Data items:
----------------------------------------
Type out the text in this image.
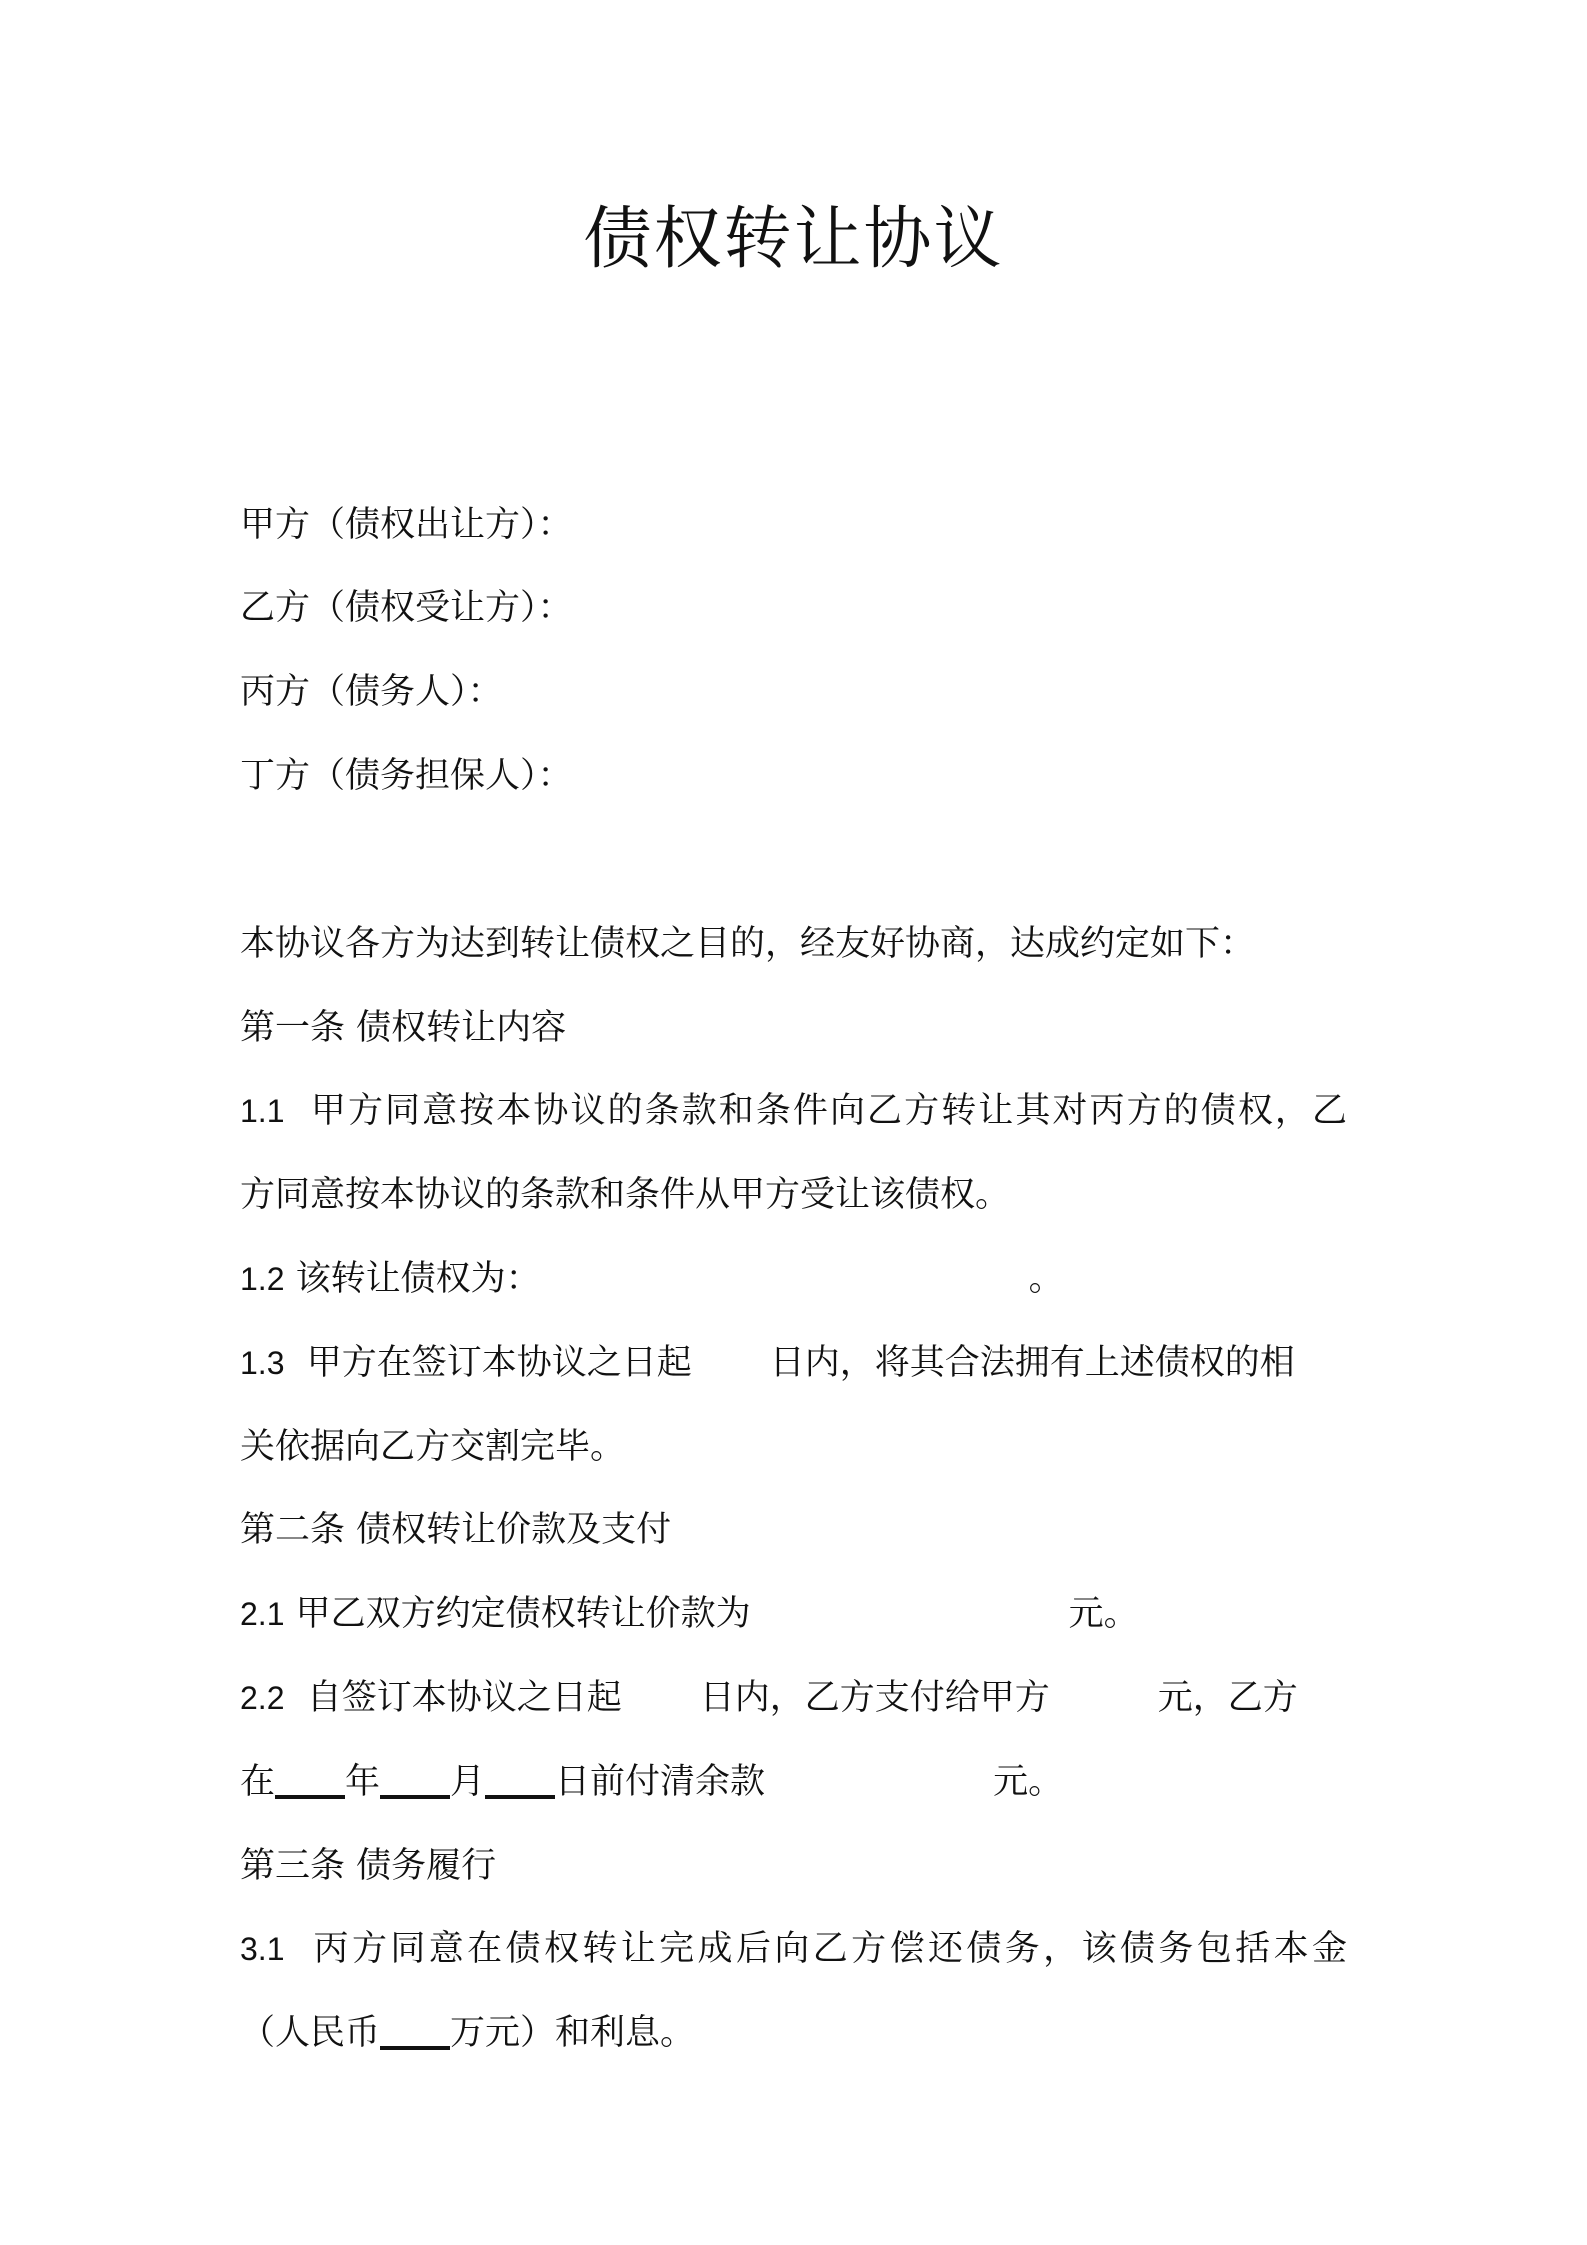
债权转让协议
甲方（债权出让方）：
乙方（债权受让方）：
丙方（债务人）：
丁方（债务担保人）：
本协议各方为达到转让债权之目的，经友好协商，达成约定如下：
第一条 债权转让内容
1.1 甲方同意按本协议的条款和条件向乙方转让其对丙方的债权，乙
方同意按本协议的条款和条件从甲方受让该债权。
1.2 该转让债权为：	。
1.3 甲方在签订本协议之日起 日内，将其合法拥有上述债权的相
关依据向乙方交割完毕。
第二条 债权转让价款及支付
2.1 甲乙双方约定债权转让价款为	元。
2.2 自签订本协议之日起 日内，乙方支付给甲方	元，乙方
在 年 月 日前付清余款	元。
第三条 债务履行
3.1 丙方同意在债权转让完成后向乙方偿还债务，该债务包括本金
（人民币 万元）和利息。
----------------------------------------
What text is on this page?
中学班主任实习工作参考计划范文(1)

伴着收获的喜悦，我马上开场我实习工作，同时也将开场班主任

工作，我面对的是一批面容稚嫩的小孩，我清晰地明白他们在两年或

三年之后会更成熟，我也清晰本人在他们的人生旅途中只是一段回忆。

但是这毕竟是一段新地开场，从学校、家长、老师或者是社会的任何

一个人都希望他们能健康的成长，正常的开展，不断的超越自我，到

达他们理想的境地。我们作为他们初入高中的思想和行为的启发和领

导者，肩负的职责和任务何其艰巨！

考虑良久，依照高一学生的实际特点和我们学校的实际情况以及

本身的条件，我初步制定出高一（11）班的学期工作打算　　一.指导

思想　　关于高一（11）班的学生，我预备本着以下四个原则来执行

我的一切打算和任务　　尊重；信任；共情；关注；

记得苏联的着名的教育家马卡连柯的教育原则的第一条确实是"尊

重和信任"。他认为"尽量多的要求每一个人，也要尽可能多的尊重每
----------------------------------------
GOAL: Pick out and copy the lines of the entries that hold the string "this".

EXERCISE RESULT:
Type out the text in this image.
What text is on this page?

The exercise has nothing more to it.